[Collection entries]

'''

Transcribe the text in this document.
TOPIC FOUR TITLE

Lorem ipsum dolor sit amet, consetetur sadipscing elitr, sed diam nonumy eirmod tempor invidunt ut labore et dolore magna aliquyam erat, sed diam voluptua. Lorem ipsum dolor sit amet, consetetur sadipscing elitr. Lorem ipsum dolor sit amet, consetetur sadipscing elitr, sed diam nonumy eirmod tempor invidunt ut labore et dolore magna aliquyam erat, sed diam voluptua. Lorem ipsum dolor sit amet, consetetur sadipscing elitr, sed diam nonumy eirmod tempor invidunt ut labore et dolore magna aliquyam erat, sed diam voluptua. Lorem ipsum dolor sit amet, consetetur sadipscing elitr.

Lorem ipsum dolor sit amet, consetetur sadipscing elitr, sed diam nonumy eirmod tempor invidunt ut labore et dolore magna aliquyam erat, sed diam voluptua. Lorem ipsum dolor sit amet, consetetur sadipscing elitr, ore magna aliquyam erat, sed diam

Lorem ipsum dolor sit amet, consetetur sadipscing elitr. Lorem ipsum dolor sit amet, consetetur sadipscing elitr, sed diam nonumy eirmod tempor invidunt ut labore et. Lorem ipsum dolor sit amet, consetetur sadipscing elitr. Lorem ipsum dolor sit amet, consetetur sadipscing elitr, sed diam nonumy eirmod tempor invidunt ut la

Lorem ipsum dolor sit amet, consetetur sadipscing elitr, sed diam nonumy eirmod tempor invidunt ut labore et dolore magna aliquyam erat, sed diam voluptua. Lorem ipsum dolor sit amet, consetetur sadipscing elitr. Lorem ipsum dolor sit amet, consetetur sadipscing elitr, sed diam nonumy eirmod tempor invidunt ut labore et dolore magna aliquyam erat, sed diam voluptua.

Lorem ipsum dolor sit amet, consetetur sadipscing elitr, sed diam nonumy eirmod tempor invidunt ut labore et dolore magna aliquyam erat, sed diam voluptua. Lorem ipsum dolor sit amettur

'''

Write each line above out exactly.

Transcribe the text in this document.
TOPIC FOUR TITLE

Lorem ipsum dolor sit amet, consetetur sadipscing elitr, sed diam nonumy eirmod tempor invidunt ut labore et dolore magna aliquyam erat, sed diam voluptua. Lorem ipsum dolor sit amet, consetetur sadipscing elitr. Lorem ipsum dolor sit amet, consetetur sadipscing elitr, sed diam nonumy eirmod tempor invidunt ut labore et dolore magna aliquyam erat, sed diam voluptua. Lorem ipsum dolor sit amet, consetetur sadipscing elitr, sed diam nonumy eirmod tempor invidunt ut labore et dolore magna aliquyam erat, sed diam voluptua. Lorem ipsum dolor sit amet, consetetur sadipscing elitr.

Lorem ipsum dolor sit amet, consetetur sadipscing elitr, sed diam nonumy eirmod tempor invidunt ut labore et dolore magna aliquyam erat, sed diam voluptua. Lorem ipsum dolor sit amet, consetetur sadipscing elitr, ore magna aliquyam erat, sed diam

Lorem ipsum dolor sit amet, consetetur sadipscing elitr. Lorem ipsum dolor sit amet, consetetur sadipscing elitr, sed diam nonumy eirmod tempor invidunt ut labore et. Lorem ipsum dolor sit amet, consetetur sadipscing elitr. Lorem ipsum dolor sit amet, consetetur sadipscing elitr, sed diam nonumy eirmod tempor invidunt ut la

Lorem ipsum dolor sit amet, consetetur sadipscing elitr, sed diam nonumy eirmod tempor invidunt ut labore et dolore magna aliquyam erat, sed diam voluptua. Lorem ipsum dolor sit amet, consetetur sadipscing elitr. Lorem ipsum dolor sit amet, consetetur sadipscing elitr, sed diam nonumy eirmod tempor invidunt ut labore et dolore magna aliquyam erat, sed diam voluptua.

Lorem ipsum dolor sit amet, consetetur sadipscing elitr, sed diam nonumy eirmod tempor invidunt ut labore et dolore magna aliquyam erat, sed diam voluptua. Lorem ipsum dolor sit amettur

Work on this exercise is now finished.